Given text:
· · · ·

Locke Township is a civil township of Ingham County in the U.S. state of Michigan. The population was 1,809 at the 2020 census.

==Geography==
According to the United States Census Bureau, the township has a total area of 36.06 sqmi, of which 35.84 sqmi is land and 0.22 sqmi (0.61%) is water.

==Demographics==
As of the census of 2000, there were 1,671 people, 571 households, and 480 families residing in the township. The population density was 46.4 PD/sqmi. There were 588 housing units at an average density of 16.3 /sqmi. The racial makeup of the township was 97.55% White, 0.12% African American, 0.72% Native American, 0.60% Asian, 0.06% from other races, and 0.96% from two or more races. Hispanic or Latino of any race were 1.08% of the population.

There were 571 households, out of which 39.2% had children under the age of 18 living with them, 73.7% were married couples living together, 5.1% had a female householder with no husband present, and 15.8% were non-families. 11.9% of all households were made up of individuals, and 4.9% had someone living alone who was 65 years of age or older. The average household size was 2.93 and the average family size was 3.18.

· · · ·

Dataset extract:
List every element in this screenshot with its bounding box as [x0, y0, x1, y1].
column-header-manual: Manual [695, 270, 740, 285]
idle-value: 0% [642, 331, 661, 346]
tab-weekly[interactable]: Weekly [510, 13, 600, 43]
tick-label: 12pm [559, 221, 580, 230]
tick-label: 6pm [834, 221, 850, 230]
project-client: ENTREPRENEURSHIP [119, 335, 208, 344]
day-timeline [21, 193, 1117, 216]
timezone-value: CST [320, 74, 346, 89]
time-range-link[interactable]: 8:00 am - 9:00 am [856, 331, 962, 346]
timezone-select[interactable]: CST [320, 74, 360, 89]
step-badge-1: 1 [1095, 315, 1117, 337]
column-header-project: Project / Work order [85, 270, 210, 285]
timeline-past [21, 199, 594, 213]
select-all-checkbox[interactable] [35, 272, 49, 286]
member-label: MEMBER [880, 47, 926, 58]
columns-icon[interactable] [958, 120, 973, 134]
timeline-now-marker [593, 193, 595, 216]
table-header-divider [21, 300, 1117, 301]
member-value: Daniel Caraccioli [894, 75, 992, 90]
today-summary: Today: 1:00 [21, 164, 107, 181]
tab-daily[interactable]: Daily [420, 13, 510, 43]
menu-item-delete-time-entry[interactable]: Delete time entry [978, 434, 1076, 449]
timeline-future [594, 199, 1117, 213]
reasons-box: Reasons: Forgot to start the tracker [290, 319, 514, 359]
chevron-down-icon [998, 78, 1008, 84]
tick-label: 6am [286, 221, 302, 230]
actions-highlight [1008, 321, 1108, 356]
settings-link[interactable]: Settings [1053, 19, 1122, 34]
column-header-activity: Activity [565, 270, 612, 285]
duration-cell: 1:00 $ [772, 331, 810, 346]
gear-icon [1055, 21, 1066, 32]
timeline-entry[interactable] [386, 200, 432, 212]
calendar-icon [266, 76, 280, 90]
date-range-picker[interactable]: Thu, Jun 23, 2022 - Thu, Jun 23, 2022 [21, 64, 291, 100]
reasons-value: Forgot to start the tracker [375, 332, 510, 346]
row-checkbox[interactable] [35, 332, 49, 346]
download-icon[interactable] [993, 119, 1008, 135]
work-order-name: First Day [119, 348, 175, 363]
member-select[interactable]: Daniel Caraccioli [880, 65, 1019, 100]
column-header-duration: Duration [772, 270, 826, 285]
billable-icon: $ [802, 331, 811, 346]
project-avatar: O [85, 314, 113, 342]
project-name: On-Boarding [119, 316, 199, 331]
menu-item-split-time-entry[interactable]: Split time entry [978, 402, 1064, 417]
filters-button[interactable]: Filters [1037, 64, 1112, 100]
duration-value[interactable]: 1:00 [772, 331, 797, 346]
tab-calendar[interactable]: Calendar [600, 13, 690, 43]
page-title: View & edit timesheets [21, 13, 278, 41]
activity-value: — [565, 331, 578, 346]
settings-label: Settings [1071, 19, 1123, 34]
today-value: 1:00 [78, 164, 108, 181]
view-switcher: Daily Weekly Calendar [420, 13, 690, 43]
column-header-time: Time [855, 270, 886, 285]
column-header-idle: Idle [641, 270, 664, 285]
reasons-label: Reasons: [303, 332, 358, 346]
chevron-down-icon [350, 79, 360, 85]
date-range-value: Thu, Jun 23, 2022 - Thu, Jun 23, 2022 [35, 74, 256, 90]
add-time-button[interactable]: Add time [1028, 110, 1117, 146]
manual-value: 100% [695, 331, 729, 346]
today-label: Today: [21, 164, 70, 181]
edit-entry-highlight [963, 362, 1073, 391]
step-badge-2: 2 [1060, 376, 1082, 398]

· · · ·

Apply what you read:
1 - Sum up the Locke Township text in two sentences.
2 - From the Locke Township text, list every racial group given in the township's racial makeup, each with its percentage.
3 - Carry on writing the Locke Township text from the point where it ends.

Results for each task:
1 - Locke Township is a civil township in Ingham County, Michigan, with 1,809 people at the 2020 census and a total area of 36.06 square miles, nearly all of it land. The 2000 census counted 1,671 people in 571 households, and it found that the population was 97.55% White and that 73.7% of households were married couples living together.

2 -
- White: 97.55%
- African American: 0.12%
- Native American: 0.72%
- Asian: 0.60%
- Other races: 0.06%
- Two or more races: 0.96%

3 -
In the township, the population was spread out, with 28.2% under the age of 18, 6.7% from 18 to 24, 30.6% from 25 to 44, 26.2% from 45 to 64, and 8.3% who were 65 years of age or older. The median age was 36 years. For every 100 females, there were 97.3 males. For every 100 females age 18 and over, there were 101.9 males.

The median income for a household in the township was $58,188, and the median income for a family was $62,422. Males had a median income of $42,500 versus $33,875 for females. The per capita income for the township was $23,149. About 1.8% of families and 4.1% of the population were below the poverty line, including 4.6% of those under age 18 and 4.3% of those age 65 or over.